● Work to do:
Count how many lines of the material below have the word "title" and give only the number.

'''

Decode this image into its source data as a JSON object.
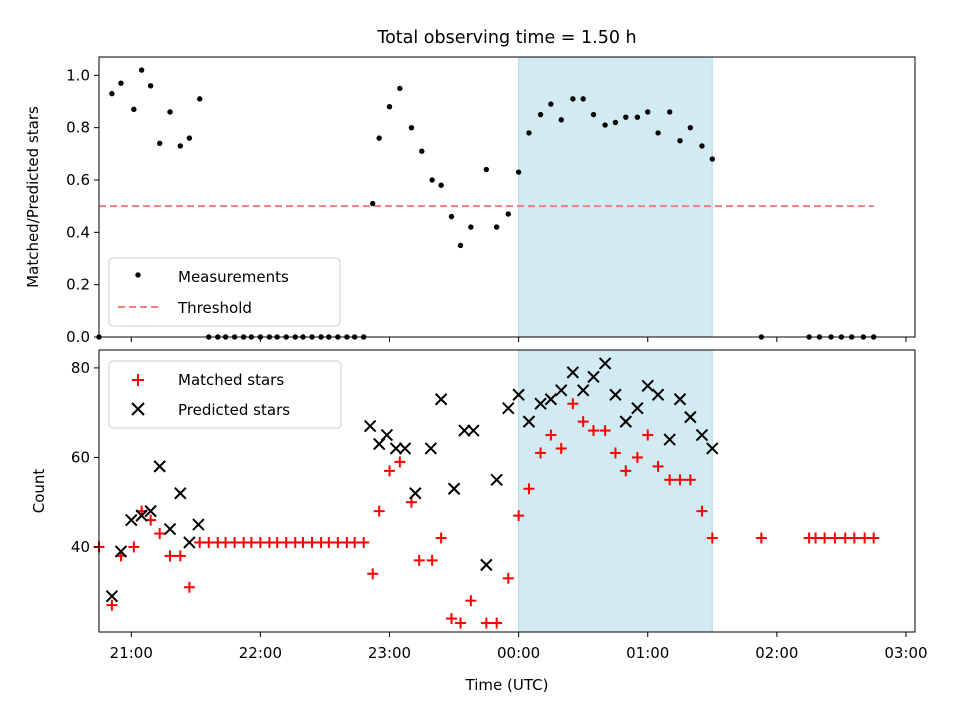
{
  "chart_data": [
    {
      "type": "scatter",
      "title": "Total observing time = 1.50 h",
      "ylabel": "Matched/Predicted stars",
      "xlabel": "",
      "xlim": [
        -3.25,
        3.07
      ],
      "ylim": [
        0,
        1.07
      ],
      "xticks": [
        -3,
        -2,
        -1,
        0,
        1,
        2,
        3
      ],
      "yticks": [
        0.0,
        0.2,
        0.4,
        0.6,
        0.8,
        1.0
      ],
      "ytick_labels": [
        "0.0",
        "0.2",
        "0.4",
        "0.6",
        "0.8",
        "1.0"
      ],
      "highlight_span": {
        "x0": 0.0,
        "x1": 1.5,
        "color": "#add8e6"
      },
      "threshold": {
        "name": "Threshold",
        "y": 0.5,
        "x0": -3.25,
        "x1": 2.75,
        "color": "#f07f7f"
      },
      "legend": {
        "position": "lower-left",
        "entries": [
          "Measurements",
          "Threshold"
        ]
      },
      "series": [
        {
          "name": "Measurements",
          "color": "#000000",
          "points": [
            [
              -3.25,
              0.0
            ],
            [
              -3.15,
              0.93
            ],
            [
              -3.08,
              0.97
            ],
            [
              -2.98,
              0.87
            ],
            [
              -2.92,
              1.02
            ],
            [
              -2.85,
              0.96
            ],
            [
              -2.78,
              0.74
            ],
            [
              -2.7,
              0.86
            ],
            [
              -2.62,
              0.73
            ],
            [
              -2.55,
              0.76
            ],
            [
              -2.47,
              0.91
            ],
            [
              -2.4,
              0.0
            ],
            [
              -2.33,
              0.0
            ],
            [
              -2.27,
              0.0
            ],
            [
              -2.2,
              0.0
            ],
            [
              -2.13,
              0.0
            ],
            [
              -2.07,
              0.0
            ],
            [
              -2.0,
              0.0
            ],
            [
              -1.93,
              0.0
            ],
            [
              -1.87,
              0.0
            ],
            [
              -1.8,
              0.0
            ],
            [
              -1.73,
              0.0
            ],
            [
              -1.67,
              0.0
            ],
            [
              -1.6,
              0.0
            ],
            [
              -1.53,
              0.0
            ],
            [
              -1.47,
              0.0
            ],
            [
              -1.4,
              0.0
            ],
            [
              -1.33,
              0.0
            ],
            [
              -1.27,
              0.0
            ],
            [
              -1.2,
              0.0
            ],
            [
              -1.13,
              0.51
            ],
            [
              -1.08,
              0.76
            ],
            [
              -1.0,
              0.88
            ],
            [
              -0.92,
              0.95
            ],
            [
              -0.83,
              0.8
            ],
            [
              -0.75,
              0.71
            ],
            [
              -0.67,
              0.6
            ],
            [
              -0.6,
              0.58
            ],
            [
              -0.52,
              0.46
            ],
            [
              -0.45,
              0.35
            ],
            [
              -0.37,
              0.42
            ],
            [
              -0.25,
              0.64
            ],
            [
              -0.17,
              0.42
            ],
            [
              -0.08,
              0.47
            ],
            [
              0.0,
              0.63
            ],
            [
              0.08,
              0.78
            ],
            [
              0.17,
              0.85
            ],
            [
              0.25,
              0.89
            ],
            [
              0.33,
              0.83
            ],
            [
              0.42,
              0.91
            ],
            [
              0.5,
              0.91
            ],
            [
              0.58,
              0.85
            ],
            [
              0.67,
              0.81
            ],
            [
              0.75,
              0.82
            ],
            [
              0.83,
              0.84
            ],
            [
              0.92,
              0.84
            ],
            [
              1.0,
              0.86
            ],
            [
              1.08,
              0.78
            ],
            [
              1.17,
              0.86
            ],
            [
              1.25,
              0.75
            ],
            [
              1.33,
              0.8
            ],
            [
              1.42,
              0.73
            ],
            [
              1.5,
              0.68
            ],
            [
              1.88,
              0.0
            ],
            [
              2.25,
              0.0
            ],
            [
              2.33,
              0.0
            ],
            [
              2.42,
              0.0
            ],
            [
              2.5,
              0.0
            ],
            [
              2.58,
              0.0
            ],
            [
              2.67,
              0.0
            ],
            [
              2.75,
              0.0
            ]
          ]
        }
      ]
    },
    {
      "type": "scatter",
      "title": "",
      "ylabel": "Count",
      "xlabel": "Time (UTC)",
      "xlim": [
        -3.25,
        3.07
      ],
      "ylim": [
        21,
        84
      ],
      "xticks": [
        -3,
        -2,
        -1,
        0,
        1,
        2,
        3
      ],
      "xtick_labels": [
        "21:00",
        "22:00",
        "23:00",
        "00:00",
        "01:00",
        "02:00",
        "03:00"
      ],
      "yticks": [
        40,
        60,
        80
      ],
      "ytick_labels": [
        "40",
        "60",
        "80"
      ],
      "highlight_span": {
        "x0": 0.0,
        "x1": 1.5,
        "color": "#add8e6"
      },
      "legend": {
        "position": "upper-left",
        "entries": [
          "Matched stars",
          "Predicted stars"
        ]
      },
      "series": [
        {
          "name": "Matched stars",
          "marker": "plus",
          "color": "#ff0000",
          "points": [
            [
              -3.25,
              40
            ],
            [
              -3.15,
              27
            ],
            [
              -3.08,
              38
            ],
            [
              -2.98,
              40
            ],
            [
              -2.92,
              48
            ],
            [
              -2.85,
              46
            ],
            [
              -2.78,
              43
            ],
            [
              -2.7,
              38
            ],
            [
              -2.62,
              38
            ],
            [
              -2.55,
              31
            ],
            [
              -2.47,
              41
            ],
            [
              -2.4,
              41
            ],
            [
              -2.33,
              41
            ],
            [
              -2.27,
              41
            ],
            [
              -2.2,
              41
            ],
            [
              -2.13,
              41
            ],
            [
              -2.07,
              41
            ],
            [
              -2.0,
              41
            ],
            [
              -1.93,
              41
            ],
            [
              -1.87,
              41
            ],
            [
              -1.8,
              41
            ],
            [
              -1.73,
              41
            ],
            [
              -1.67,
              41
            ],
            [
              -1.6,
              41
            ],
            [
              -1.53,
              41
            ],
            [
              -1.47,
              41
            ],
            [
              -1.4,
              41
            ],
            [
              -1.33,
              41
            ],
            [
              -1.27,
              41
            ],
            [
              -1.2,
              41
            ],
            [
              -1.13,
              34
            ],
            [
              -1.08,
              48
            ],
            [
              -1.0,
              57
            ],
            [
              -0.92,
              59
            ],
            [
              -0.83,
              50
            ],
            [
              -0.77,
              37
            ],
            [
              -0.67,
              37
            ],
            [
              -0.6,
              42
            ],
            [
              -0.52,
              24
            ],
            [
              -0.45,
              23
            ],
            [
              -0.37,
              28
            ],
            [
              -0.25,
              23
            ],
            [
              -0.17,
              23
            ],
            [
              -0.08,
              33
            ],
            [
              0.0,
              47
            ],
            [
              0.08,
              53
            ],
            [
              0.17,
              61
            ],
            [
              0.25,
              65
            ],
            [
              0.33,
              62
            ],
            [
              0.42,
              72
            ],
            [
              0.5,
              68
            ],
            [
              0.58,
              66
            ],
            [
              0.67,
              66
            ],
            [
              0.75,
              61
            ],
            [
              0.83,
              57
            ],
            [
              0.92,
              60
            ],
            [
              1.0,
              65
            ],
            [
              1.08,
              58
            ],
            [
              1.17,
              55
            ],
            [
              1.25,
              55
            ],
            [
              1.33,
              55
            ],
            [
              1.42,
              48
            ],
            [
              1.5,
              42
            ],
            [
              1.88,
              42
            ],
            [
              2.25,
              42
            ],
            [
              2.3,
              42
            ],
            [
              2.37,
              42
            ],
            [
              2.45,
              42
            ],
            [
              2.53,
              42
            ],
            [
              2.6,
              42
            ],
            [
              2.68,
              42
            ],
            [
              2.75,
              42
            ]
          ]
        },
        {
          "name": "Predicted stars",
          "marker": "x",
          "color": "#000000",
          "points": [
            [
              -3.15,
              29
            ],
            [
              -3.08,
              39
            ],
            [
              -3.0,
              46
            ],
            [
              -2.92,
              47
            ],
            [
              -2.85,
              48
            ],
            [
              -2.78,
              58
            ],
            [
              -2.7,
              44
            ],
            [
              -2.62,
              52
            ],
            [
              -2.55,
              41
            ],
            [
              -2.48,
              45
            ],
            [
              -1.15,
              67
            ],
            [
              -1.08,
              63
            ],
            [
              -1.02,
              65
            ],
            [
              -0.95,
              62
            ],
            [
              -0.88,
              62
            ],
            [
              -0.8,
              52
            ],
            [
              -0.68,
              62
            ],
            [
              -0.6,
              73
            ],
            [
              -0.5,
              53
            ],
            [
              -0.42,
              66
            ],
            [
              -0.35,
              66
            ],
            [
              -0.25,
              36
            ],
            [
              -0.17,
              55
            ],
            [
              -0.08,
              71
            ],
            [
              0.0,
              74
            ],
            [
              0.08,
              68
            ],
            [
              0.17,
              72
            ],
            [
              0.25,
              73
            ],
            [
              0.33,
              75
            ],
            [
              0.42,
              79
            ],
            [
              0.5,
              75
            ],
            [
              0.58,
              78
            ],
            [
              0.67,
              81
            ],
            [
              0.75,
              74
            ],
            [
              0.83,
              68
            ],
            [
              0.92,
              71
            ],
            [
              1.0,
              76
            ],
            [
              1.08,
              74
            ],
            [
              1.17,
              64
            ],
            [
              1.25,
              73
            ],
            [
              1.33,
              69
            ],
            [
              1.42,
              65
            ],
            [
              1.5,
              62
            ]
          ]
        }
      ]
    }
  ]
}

'''

● Answer below:
2